Items from a data source:
++++

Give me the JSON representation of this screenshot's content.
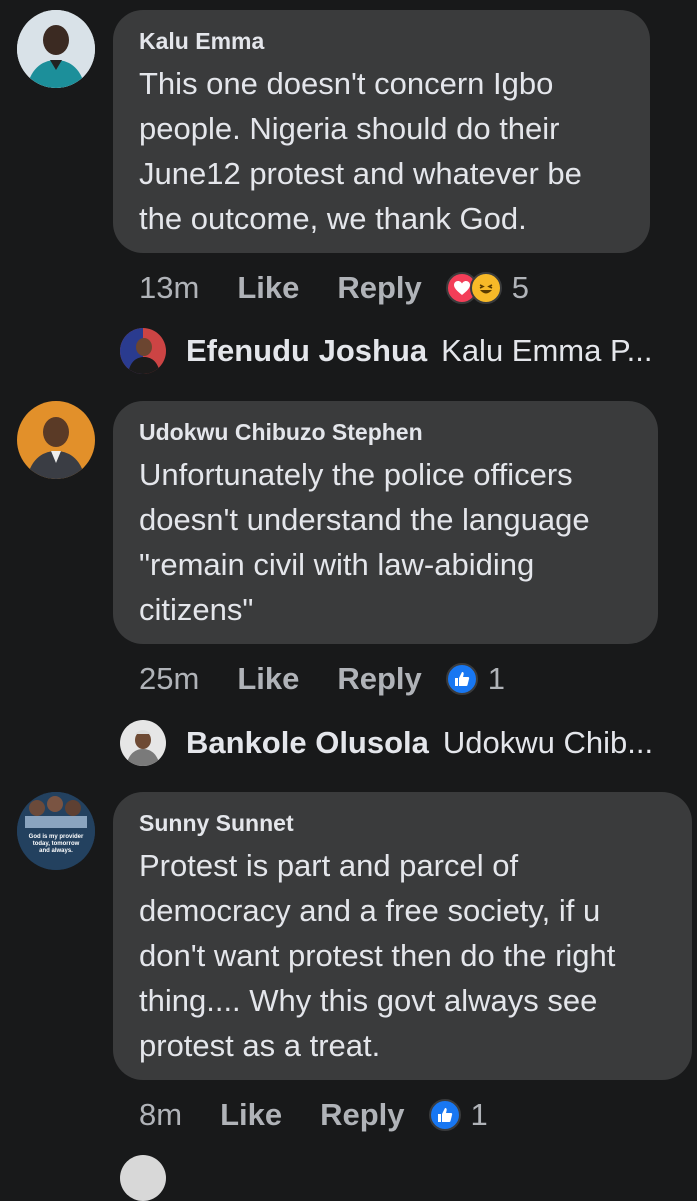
{
  "comments": [
    {
      "author": "Kalu Emma",
      "lines": [
        "This one doesn't concern Igbo",
        "people. Nigeria should do their",
        "June12 protest and whatever be",
        "the outcome, we thank God."
      ],
      "time": "13m",
      "like": "Like",
      "reply": "Reply",
      "reaction_count": "5",
      "reactions": [
        "love-icon",
        "haha-icon"
      ],
      "reply_preview": {
        "name": "Efenudu Joshua",
        "text": "Kalu Emma P..."
      }
    },
    {
      "author": "Udokwu Chibuzo Stephen",
      "lines": [
        "Unfortunately the police officers",
        "doesn't understand the language",
        "\"remain civil with law-abiding",
        "citizens\""
      ],
      "time": "25m",
      "like": "Like",
      "reply": "Reply",
      "reaction_count": "1",
      "reactions": [
        "like-icon"
      ],
      "reply_preview": {
        "name": "Bankole Olusola",
        "text": "Udokwu Chib..."
      }
    },
    {
      "author": "Sunny Sunnet",
      "avatar_text": "God is my provider today, tomorrow and always.",
      "lines": [
        "Protest is part and parcel of",
        "democracy and a free society, if u",
        "don't want protest then do the right",
        "thing.... Why this govt always see",
        "protest as a treat."
      ],
      "time": "8m",
      "like": "Like",
      "reply": "Reply",
      "reaction_count": "1",
      "reactions": [
        "like-icon"
      ]
    }
  ],
  "colors": {
    "background": "#18191a",
    "bubble": "#3a3b3c",
    "text": "#e4e6eb",
    "muted": "#b0b3b8",
    "like_blue": "#1877f2",
    "love_red": "#f33e58",
    "haha_yellow": "#f7b928"
  }
}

++++

EXERCISE OBJECTIVE
Copy out every line with the word "Udokwu".

WORKED ANSWER
      "author": "Udokwu Chibuzo Stephen",
        "text": "Udokwu Chib..."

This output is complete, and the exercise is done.